### What you will do
Reproduce the records without changes, starting at the first line and ending at the line that contains "source-footnote: Fonte: pesquisa".

### Material for the task

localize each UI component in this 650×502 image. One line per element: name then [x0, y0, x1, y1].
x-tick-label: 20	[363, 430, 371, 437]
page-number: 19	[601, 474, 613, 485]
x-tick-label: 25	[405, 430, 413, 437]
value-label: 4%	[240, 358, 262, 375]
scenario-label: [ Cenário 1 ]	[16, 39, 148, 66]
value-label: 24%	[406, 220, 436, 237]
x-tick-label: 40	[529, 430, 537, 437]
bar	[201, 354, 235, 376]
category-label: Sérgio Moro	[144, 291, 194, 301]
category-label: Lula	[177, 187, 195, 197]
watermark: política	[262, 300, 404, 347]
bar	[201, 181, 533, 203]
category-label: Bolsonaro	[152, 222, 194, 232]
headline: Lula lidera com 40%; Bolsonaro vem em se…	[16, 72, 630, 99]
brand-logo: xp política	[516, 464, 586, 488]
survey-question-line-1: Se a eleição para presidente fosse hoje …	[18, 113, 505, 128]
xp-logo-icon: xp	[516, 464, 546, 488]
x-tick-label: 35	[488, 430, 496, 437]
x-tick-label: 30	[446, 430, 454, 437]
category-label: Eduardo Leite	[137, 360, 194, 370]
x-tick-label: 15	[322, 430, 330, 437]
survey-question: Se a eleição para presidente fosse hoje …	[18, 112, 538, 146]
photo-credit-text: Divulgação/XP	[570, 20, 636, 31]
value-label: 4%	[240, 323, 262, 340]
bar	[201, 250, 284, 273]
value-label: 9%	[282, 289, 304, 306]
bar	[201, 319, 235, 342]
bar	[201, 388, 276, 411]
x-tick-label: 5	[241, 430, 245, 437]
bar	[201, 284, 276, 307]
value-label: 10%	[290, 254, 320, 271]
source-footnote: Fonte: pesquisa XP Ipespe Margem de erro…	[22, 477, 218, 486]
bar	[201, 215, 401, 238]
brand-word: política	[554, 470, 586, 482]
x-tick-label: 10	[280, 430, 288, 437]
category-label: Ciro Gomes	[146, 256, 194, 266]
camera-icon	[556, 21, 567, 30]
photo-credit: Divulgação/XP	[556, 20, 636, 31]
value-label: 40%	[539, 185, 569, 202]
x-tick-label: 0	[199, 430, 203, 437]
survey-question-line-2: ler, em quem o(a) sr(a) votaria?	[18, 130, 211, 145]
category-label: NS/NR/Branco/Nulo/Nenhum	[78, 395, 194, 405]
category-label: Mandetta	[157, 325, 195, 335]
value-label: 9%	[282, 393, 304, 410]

### Full output
localize each UI component in this 650×502 image. One line per element: name then [x0, y0, x1, y1].
x-tick-label: 20	[363, 430, 371, 437]
page-number: 19	[601, 474, 613, 485]
x-tick-label: 25	[405, 430, 413, 437]
value-label: 4%	[240, 358, 262, 375]
scenario-label: [ Cenário 1 ]	[16, 39, 148, 66]
value-label: 24%	[406, 220, 436, 237]
x-tick-label: 40	[529, 430, 537, 437]
bar	[201, 354, 235, 376]
category-label: Sérgio Moro	[144, 291, 194, 301]
category-label: Lula	[177, 187, 195, 197]
watermark: política	[262, 300, 404, 347]
bar	[201, 181, 533, 203]
category-label: Bolsonaro	[152, 222, 194, 232]
headline: Lula lidera com 40%; Bolsonaro vem em se…	[16, 72, 630, 99]
brand-logo: xp política	[516, 464, 586, 488]
survey-question-line-1: Se a eleição para presidente fosse hoje …	[18, 113, 505, 128]
xp-logo-icon: xp	[516, 464, 546, 488]
x-tick-label: 35	[488, 430, 496, 437]
x-tick-label: 30	[446, 430, 454, 437]
category-label: Eduardo Leite	[137, 360, 194, 370]
x-tick-label: 15	[322, 430, 330, 437]
survey-question: Se a eleição para presidente fosse hoje …	[18, 112, 538, 146]
photo-credit-text: Divulgação/XP	[570, 20, 636, 31]
value-label: 4%	[240, 323, 262, 340]
bar	[201, 250, 284, 273]
value-label: 9%	[282, 289, 304, 306]
bar	[201, 319, 235, 342]
bar	[201, 388, 276, 411]
x-tick-label: 5	[241, 430, 245, 437]
bar	[201, 284, 276, 307]
value-label: 10%	[290, 254, 320, 271]
source-footnote: Fonte: pesquisa XP Ipespe Margem de erro…	[22, 477, 218, 486]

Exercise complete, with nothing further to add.